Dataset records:

★ ★ ★ ★

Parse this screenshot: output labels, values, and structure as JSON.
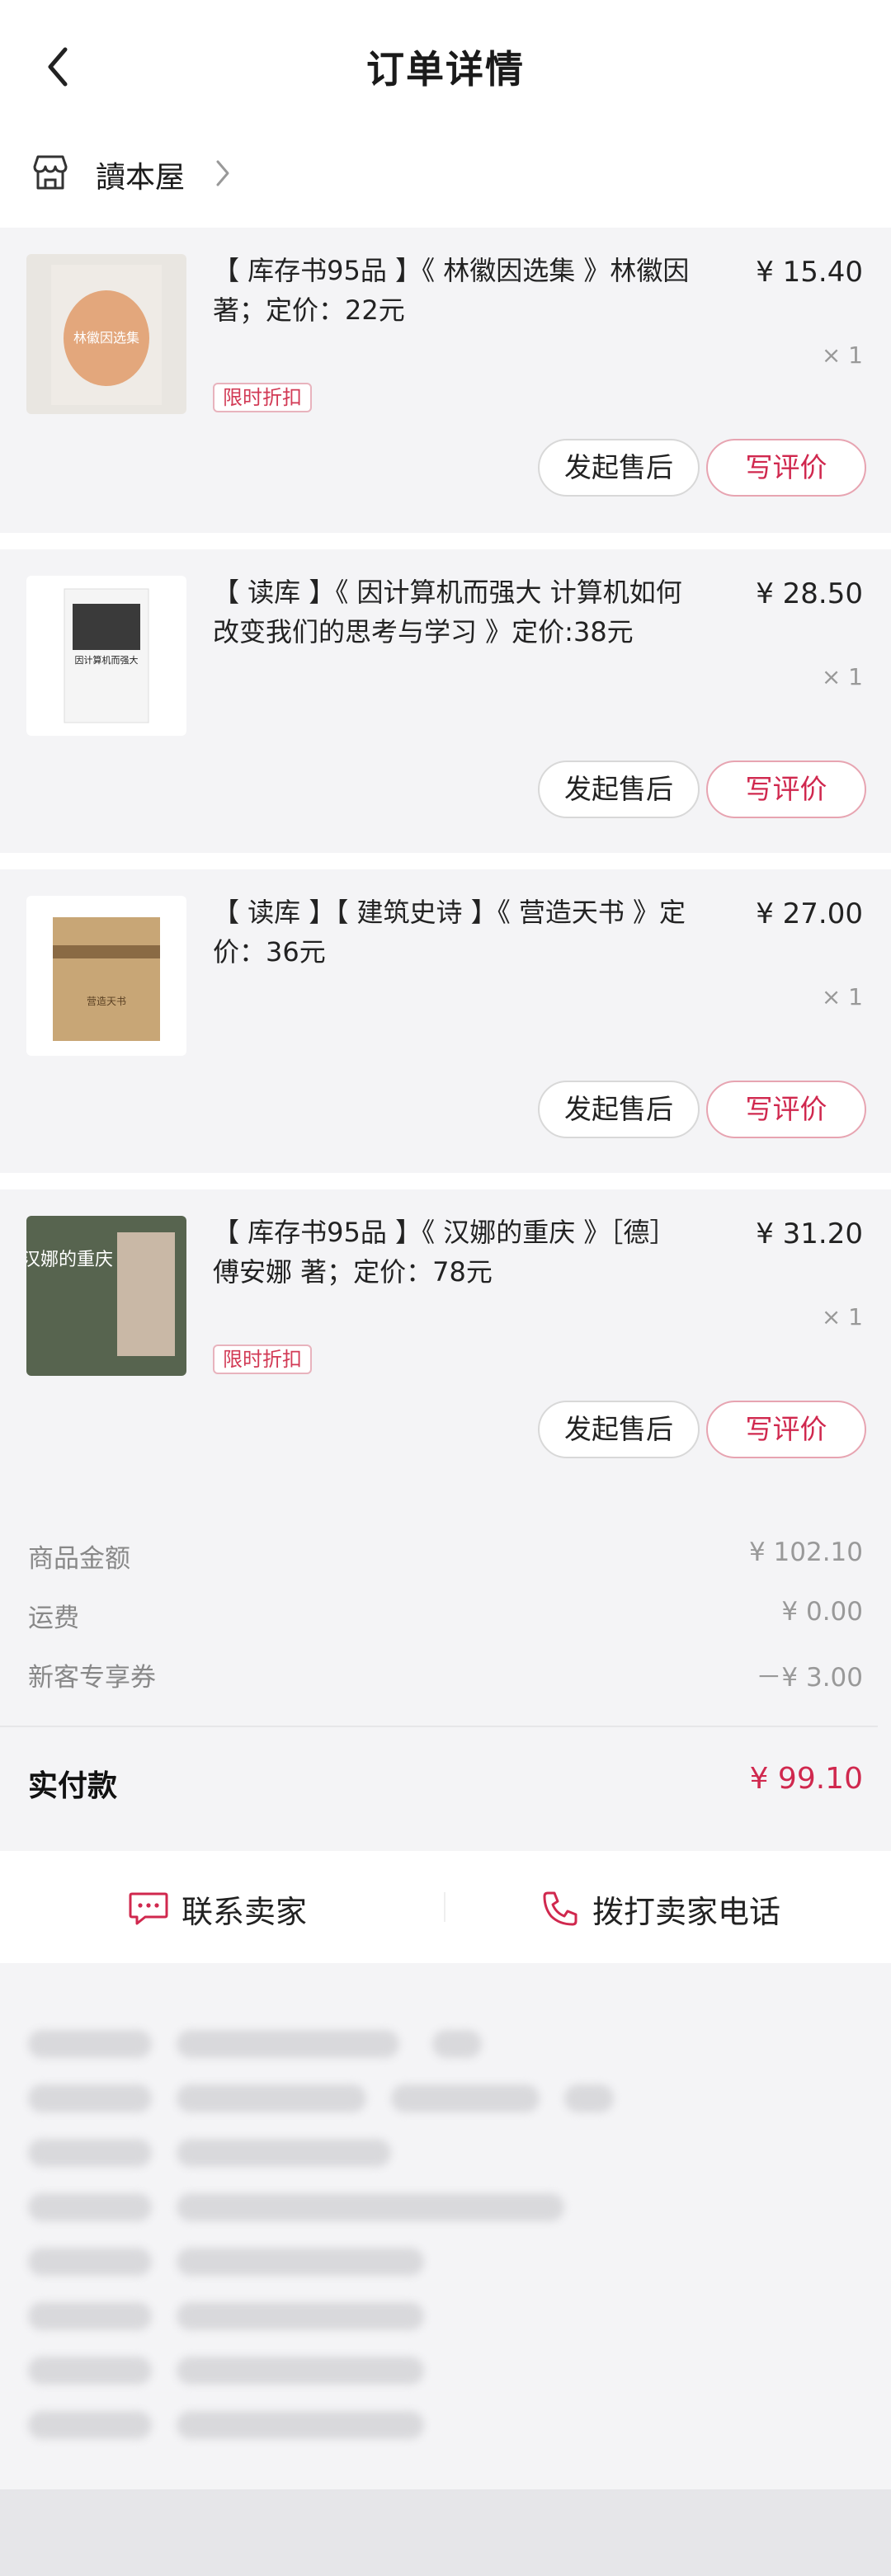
{
  "header": {
    "title": "订单详情"
  },
  "store": {
    "name": "讀本屋"
  },
  "items": [
    {
      "title": "【 库存书95品 】《 林徽因选集 》林徽因  著；定价：22元",
      "price": "¥ 15.40",
      "qty": "× 1",
      "promo": "限时折扣",
      "after_sale": "发起售后",
      "review": "写评价",
      "cover_text": "林徽因选集",
      "cover_color": "#e6a87a"
    },
    {
      "title": "【 读库 】《 因计算机而强大 计算机如何改变我们的思考与学习 》定价:38元",
      "price": "¥ 28.50",
      "qty": "× 1",
      "promo": null,
      "after_sale": "发起售后",
      "review": "写评价",
      "cover_text": "因计算机而强大",
      "cover_color": "#f0f0f0"
    },
    {
      "title": "【 读库 】【 建筑史诗 】《 营造天书 》定价：36元",
      "price": "¥ 27.00",
      "qty": "× 1",
      "promo": null,
      "after_sale": "发起售后",
      "review": "写评价",
      "cover_text": "营造天书",
      "cover_color": "#c7a574"
    },
    {
      "title": "【 库存书95品 】《 汉娜的重庆 》［德］傅安娜  著；定价：78元",
      "price": "¥ 31.20",
      "qty": "× 1",
      "promo": "限时折扣",
      "after_sale": "发起售后",
      "review": "写评价",
      "cover_text": "汉娜的重庆",
      "cover_color": "#6b7a63"
    }
  ],
  "summary": {
    "goods_label": "商品金额",
    "goods_value": "¥ 102.10",
    "shipping_label": "运费",
    "shipping_value": "¥ 0.00",
    "coupon_label": "新客专享券",
    "coupon_value": "－¥ 3.00",
    "paid_label": "实付款",
    "paid_value": "¥ 99.10"
  },
  "contact": {
    "seller": "联系卖家",
    "phone": "拨打卖家电话"
  },
  "colors": {
    "accent": "#d0284e",
    "page_bg": "#f4f4f6"
  }
}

★ ★ ★ ★

Exercise aim - Output a faithful copy of the data, with each picture left out.

Result of this task -
Parse this screenshot: output labels, values, and structure as JSON.
{
  "header": {
    "title": "订单详情"
  },
  "store": {
    "name": "讀本屋"
  },
  "items": [
    {
      "title": "【 库存书95品 】《 林徽因选集 》林徽因  著；定价：22元",
      "price": "¥ 15.40",
      "qty": "× 1",
      "promo": "限时折扣",
      "after_sale": "发起售后",
      "review": "写评价",
      "cover_text": "林徽因选集",
      "cover_color": "#e6a87a"
    },
    {
      "title": "【 读库 】《 因计算机而强大 计算机如何改变我们的思考与学习 》定价:38元",
      "price": "¥ 28.50",
      "qty": "× 1",
      "promo": null,
      "after_sale": "发起售后",
      "review": "写评价",
      "cover_text": "因计算机而强大",
      "cover_color": "#f0f0f0"
    },
    {
      "title": "【 读库 】【 建筑史诗 】《 营造天书 》定价：36元",
      "price": "¥ 27.00",
      "qty": "× 1",
      "promo": null,
      "after_sale": "发起售后",
      "review": "写评价",
      "cover_text": "营造天书",
      "cover_color": "#c7a574"
    },
    {
      "title": "【 库存书95品 】《 汉娜的重庆 》［德］傅安娜  著；定价：78元",
      "price": "¥ 31.20",
      "qty": "× 1",
      "promo": "限时折扣",
      "after_sale": "发起售后",
      "review": "写评价",
      "cover_text": "汉娜的重庆",
      "cover_color": "#6b7a63"
    }
  ],
  "summary": {
    "goods_label": "商品金额",
    "goods_value": "¥ 102.10",
    "shipping_label": "运费",
    "shipping_value": "¥ 0.00",
    "coupon_label": "新客专享券",
    "coupon_value": "－¥ 3.00",
    "paid_label": "实付款",
    "paid_value": "¥ 99.10"
  },
  "contact": {
    "seller": "联系卖家",
    "phone": "拨打卖家电话"
  },
  "colors": {
    "accent": "#d0284e",
    "page_bg": "#f4f4f6"
  }
}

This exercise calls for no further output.